-- LISTING start --

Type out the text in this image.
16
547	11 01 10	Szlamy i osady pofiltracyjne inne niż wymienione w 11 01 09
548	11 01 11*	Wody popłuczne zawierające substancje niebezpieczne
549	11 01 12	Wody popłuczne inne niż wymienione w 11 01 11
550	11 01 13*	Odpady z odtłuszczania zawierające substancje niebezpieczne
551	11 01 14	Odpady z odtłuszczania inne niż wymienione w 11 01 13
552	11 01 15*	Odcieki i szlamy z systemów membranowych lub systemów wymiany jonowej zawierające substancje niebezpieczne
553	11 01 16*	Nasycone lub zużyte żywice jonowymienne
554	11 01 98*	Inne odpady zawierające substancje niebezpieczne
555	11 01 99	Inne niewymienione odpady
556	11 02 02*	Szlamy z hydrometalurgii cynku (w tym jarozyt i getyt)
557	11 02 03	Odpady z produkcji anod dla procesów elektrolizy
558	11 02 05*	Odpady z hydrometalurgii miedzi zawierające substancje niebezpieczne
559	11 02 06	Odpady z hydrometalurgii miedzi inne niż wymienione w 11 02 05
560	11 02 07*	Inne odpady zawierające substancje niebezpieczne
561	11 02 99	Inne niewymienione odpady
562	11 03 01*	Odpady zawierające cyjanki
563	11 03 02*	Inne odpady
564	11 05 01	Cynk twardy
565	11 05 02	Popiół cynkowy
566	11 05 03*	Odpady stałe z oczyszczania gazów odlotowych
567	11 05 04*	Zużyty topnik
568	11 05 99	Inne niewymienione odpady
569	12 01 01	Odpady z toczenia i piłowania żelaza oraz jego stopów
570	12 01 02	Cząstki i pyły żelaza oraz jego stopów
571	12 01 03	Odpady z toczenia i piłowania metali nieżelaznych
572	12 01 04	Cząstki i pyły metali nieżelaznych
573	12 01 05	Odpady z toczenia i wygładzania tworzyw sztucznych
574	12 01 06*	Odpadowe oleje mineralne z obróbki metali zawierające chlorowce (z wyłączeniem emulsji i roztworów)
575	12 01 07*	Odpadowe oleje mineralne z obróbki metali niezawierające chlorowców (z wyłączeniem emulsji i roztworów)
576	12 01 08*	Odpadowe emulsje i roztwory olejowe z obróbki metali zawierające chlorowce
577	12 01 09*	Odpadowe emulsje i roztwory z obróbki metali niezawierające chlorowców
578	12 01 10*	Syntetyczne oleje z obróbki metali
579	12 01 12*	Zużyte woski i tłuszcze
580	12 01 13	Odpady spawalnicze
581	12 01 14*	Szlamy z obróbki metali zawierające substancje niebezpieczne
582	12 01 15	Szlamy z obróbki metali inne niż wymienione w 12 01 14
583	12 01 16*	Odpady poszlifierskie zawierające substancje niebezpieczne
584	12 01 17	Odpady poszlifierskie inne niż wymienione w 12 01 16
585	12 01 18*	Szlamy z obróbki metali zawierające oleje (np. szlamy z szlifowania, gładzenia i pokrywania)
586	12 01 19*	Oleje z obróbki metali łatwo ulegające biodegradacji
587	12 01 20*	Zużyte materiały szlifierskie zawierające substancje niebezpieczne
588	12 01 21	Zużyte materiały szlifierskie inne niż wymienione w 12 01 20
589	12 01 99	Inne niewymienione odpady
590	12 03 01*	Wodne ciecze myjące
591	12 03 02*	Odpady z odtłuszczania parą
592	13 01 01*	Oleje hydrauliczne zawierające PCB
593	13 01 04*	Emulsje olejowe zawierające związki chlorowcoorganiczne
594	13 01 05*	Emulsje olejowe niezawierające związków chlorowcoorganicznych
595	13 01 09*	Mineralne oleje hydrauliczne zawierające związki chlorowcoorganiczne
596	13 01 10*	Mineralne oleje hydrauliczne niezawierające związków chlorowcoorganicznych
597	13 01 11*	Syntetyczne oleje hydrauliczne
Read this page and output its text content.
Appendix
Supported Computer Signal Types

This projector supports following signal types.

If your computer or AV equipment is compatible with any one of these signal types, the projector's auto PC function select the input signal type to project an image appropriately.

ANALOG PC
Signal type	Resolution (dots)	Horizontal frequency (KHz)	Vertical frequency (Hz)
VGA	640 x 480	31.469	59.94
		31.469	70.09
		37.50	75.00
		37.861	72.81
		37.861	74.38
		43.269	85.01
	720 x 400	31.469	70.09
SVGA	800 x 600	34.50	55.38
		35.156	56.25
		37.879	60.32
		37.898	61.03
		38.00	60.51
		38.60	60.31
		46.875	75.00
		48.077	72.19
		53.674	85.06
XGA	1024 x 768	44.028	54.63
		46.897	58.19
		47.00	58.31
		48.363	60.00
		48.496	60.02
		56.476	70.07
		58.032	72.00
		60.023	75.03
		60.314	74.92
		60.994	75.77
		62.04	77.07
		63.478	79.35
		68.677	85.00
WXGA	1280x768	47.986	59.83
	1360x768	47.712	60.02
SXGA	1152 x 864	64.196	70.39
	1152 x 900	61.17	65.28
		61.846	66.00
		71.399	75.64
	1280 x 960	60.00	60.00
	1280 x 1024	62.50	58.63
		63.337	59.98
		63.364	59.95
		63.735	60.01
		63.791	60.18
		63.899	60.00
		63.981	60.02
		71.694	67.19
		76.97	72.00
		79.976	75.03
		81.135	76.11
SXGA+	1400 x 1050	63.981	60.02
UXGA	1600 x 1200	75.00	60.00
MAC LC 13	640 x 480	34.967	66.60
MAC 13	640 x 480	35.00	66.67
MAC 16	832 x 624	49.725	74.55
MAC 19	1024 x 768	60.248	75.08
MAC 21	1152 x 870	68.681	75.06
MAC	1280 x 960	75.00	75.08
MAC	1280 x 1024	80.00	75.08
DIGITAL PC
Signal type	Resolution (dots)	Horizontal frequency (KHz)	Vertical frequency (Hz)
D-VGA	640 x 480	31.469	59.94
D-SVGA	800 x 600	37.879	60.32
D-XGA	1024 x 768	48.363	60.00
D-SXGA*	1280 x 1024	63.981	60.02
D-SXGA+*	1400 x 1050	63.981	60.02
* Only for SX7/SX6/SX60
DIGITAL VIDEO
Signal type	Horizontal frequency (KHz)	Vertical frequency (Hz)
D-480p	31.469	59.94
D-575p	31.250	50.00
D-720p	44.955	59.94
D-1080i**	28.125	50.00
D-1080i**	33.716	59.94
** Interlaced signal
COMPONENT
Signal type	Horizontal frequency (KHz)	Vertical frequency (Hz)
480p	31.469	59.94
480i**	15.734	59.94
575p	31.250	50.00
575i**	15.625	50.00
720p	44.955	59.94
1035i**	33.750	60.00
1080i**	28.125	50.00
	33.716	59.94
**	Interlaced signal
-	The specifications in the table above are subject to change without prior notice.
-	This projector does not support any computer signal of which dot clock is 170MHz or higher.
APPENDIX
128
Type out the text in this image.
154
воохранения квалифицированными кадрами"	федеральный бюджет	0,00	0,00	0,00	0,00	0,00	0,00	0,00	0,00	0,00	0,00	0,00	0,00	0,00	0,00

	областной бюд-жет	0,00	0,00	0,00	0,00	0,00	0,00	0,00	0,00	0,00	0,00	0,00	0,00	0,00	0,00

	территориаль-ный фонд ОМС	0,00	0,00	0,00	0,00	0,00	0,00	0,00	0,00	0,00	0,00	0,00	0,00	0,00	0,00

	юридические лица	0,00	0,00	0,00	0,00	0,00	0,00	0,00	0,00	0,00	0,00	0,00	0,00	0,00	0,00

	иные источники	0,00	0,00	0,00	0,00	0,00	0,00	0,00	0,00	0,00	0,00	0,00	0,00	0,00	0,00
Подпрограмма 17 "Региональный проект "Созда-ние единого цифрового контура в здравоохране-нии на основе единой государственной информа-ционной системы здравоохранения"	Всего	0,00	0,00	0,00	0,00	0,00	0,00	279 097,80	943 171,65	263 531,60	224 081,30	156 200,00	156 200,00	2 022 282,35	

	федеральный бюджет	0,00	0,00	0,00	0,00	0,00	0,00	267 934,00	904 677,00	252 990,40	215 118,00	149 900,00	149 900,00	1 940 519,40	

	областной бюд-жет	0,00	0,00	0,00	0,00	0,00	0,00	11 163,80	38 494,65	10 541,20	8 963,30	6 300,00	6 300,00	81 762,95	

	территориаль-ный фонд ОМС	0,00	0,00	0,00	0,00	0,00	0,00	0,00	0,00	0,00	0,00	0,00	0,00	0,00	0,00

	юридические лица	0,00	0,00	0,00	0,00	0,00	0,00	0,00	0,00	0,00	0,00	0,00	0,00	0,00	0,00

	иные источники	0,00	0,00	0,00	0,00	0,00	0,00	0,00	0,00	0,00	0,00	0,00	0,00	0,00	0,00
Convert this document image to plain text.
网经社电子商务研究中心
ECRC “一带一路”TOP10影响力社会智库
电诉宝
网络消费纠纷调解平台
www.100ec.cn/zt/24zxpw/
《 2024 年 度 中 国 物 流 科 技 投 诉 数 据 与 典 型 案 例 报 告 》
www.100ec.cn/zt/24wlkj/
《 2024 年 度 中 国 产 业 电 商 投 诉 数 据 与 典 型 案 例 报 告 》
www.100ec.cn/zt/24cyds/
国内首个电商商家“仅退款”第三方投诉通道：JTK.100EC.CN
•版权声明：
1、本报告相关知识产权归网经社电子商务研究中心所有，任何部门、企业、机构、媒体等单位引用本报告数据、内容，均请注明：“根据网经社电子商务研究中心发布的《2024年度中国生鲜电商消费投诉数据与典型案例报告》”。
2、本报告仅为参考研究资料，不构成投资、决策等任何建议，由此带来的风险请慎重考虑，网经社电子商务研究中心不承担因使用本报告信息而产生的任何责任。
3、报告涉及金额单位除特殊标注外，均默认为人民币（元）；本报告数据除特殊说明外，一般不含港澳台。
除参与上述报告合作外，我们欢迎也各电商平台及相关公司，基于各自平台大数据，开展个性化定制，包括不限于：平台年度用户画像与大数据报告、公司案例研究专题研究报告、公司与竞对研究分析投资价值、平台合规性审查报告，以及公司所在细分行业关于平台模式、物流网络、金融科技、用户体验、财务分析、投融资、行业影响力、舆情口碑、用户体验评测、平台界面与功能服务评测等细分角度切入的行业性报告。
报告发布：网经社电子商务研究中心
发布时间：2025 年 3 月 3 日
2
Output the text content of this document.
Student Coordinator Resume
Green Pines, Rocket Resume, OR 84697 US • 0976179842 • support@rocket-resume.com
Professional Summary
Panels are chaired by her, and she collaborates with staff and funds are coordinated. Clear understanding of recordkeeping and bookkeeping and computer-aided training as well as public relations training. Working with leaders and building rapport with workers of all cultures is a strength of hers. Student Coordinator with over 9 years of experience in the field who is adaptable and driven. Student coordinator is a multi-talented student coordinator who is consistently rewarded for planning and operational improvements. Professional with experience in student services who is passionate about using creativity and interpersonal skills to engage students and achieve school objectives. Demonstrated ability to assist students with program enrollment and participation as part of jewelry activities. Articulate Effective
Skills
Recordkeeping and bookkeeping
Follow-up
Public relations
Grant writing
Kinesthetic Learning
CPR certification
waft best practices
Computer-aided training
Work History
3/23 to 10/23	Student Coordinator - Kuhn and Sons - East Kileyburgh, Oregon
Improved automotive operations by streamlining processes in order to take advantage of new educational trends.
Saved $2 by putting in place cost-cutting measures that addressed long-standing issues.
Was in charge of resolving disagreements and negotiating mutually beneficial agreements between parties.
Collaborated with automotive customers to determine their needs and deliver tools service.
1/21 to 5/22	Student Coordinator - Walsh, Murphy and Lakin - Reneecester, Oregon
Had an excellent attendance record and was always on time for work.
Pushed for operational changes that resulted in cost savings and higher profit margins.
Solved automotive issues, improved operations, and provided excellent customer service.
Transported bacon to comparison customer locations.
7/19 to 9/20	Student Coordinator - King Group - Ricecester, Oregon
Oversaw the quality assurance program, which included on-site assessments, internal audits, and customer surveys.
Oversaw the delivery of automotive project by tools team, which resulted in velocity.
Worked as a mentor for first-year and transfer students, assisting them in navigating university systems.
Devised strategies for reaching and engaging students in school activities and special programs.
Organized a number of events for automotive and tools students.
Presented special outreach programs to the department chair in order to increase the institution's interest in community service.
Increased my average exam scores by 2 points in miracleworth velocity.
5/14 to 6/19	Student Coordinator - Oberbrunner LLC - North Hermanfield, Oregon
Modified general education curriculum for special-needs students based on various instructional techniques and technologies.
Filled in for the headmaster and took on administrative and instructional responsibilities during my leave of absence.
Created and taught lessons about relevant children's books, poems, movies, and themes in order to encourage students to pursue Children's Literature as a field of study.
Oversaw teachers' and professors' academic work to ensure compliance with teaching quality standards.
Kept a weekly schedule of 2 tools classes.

-- LISTING end --

WHAT IS NEEDED: Pull out all lines in the data above that include "programs".

TASK ANSWER:
Devised strategies for reaching and engaging students in school activities and special programs.
Presented special outreach programs to the department chair in order to increase the institution's interest in community service.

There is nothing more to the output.